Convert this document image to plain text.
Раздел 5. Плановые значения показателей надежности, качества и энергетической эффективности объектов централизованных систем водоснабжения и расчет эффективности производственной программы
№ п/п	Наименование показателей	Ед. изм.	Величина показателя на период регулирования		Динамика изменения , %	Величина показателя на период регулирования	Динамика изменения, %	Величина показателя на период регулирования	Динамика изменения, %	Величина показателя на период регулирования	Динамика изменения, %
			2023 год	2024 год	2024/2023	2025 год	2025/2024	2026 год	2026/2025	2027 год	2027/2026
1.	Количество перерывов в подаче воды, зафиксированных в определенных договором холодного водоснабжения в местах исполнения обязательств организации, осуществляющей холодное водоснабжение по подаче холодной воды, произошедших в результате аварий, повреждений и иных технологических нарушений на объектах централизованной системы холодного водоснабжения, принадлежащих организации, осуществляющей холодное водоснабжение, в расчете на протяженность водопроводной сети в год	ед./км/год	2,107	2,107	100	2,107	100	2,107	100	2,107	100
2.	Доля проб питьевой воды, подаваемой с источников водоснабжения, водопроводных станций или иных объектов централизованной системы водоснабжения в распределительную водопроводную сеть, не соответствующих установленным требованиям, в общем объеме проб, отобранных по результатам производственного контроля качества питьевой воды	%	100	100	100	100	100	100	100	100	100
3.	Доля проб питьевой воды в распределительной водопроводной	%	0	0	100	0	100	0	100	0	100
___
▶ **Exercise requirements**: Provide solely the number of lines in the data that include the word "воды".

▶ **Correct output**: 3